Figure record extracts
_____

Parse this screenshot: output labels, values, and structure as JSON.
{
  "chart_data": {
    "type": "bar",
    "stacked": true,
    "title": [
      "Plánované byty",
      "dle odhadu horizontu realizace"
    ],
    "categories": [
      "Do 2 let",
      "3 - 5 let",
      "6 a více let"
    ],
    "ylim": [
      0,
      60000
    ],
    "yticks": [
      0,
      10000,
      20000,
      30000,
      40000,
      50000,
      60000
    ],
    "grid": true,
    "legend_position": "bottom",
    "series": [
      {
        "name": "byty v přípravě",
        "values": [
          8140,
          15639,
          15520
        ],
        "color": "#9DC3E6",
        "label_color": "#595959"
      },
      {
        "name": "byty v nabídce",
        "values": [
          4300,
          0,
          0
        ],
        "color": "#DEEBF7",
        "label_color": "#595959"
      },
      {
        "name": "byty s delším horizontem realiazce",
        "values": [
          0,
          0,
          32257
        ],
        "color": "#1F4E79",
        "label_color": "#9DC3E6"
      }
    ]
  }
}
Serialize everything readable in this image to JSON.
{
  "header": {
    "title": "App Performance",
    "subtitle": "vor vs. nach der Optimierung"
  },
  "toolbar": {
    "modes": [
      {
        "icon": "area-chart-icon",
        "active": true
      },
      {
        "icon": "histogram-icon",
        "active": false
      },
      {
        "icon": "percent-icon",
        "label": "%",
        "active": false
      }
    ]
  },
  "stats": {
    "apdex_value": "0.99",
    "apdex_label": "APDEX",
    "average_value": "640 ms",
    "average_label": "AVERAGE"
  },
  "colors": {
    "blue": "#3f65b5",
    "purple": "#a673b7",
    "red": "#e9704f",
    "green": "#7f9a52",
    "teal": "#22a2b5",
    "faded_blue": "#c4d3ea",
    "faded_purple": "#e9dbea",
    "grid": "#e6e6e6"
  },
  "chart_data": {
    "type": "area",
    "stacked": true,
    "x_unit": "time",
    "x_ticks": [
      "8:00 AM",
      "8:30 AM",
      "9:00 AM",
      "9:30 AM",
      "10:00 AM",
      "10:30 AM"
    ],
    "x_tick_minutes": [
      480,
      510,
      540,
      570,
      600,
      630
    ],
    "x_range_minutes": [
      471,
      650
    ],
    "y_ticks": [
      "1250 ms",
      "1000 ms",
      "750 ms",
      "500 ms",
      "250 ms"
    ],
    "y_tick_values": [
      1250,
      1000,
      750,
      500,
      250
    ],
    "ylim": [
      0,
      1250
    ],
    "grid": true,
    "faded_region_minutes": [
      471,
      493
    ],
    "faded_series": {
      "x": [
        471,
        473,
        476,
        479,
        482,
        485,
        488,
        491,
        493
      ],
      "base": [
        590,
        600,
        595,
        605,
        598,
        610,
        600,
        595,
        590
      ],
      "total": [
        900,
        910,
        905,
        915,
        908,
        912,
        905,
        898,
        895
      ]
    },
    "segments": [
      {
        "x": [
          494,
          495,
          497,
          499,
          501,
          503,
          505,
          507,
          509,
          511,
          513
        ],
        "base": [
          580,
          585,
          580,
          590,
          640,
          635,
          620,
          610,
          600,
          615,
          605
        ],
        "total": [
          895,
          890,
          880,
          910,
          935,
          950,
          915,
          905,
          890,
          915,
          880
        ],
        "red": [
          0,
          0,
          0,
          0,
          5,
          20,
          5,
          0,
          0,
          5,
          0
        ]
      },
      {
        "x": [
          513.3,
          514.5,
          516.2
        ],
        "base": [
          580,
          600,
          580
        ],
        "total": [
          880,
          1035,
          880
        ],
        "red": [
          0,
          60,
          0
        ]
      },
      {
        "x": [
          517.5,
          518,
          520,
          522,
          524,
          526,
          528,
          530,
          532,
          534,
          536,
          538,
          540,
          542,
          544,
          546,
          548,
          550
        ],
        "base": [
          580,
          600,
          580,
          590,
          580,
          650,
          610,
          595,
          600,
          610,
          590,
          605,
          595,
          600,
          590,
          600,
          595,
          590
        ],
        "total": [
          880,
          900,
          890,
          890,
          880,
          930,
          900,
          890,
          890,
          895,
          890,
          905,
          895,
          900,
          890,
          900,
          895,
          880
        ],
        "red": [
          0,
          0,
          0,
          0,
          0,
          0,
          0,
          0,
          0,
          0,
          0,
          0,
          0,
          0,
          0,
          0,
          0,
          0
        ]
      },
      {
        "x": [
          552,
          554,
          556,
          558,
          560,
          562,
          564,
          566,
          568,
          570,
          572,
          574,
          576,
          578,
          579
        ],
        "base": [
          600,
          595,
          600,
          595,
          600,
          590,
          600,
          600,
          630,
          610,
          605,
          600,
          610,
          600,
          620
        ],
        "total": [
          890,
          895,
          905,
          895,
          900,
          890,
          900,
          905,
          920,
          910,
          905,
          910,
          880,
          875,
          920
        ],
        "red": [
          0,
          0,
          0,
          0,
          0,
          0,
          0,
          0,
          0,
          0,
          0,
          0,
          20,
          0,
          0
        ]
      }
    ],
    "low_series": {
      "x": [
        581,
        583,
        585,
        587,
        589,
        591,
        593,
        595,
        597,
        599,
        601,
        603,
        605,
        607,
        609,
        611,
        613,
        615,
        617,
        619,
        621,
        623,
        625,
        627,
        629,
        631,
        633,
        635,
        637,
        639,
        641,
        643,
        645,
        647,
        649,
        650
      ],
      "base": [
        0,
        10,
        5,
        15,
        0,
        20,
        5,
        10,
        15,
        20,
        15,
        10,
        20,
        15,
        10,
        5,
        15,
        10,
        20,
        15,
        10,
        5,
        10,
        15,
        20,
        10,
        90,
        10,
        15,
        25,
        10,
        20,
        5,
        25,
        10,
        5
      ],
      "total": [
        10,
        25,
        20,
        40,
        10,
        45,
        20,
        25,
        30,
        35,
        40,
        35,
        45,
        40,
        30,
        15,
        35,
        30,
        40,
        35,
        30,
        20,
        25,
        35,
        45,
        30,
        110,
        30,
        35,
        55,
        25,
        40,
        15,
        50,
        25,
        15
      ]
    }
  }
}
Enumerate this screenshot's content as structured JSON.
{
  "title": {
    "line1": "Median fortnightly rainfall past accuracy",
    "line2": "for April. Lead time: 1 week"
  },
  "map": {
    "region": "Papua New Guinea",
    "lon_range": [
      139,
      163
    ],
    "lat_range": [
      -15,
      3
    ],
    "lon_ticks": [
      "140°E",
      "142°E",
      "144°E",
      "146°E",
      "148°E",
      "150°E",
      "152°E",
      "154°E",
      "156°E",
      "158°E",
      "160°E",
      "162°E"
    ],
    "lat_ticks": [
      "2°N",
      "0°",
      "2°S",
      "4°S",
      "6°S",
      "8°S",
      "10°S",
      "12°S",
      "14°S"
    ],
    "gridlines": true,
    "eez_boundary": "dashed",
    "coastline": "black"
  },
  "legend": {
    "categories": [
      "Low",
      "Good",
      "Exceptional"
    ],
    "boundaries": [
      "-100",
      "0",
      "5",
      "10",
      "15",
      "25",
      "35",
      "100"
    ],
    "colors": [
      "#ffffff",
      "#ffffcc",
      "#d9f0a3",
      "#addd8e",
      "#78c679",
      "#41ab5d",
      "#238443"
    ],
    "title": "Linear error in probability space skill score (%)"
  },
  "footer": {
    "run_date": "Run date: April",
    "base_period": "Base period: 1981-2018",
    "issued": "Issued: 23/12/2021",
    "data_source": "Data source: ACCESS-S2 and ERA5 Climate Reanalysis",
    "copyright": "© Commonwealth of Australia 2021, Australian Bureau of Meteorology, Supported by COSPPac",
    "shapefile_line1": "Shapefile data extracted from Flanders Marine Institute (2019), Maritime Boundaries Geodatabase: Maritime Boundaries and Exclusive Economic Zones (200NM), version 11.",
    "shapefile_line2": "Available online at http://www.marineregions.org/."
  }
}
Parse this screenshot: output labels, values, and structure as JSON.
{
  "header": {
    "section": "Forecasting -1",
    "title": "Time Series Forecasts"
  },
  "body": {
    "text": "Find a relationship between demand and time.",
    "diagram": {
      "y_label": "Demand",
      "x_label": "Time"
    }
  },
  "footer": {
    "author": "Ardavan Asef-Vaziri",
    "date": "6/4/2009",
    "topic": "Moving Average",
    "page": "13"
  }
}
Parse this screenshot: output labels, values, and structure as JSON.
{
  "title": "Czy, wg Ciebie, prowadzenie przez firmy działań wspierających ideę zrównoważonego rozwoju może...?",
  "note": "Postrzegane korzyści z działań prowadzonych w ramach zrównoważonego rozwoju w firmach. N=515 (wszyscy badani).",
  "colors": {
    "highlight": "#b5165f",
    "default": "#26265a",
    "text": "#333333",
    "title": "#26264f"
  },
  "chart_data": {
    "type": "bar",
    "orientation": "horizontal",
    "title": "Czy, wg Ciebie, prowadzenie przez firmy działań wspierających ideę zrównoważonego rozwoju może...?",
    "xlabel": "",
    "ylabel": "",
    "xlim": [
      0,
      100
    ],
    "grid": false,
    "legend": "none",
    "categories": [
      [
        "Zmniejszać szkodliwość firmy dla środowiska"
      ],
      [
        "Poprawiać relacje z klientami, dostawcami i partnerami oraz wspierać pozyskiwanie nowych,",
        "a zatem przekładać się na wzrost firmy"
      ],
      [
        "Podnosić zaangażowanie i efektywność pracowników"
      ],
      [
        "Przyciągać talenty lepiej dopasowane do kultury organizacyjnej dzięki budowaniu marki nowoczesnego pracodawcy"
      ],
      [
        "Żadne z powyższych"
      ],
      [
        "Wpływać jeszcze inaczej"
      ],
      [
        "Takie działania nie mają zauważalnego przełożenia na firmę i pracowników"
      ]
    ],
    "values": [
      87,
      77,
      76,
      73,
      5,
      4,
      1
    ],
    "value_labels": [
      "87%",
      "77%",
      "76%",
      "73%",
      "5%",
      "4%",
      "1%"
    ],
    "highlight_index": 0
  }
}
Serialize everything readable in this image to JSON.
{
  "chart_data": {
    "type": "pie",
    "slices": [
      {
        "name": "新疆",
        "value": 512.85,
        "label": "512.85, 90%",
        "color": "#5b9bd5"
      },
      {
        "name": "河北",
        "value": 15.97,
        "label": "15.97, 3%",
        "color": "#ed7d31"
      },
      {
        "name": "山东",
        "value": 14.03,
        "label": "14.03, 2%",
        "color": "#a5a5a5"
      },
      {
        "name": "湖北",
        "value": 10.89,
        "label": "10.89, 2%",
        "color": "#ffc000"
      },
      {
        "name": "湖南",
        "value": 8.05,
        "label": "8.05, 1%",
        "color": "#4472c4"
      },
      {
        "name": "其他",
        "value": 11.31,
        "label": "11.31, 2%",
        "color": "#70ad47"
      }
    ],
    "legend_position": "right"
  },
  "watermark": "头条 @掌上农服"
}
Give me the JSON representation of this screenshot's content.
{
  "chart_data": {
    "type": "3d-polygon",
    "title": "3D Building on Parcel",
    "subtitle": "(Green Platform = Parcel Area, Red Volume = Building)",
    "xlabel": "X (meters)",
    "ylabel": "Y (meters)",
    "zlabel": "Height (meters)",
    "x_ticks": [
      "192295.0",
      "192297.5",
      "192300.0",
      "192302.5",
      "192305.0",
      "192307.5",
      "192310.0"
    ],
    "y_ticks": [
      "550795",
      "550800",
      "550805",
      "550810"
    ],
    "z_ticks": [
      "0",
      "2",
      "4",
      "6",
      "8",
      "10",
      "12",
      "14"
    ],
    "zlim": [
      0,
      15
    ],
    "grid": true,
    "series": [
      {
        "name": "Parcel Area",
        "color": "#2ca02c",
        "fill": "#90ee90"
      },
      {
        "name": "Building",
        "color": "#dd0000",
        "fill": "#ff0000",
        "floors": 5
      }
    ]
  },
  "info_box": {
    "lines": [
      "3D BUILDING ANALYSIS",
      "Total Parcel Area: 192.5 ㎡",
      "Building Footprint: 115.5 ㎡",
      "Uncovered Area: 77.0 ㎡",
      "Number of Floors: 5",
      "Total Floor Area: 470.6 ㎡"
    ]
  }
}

_____

> [Your objective]: In the records above, locate every line with the string "wspierających" and copy it.

> [Output for this task]:
  "title": "Czy, wg Ciebie, prowadzenie przez firmy działań wspierających ideę zrównoważonego rozwoju może...?",
    "title": "Czy, wg Ciebie, prowadzenie przez firmy działań wspierających ideę zrównoważonego rozwoju może...?",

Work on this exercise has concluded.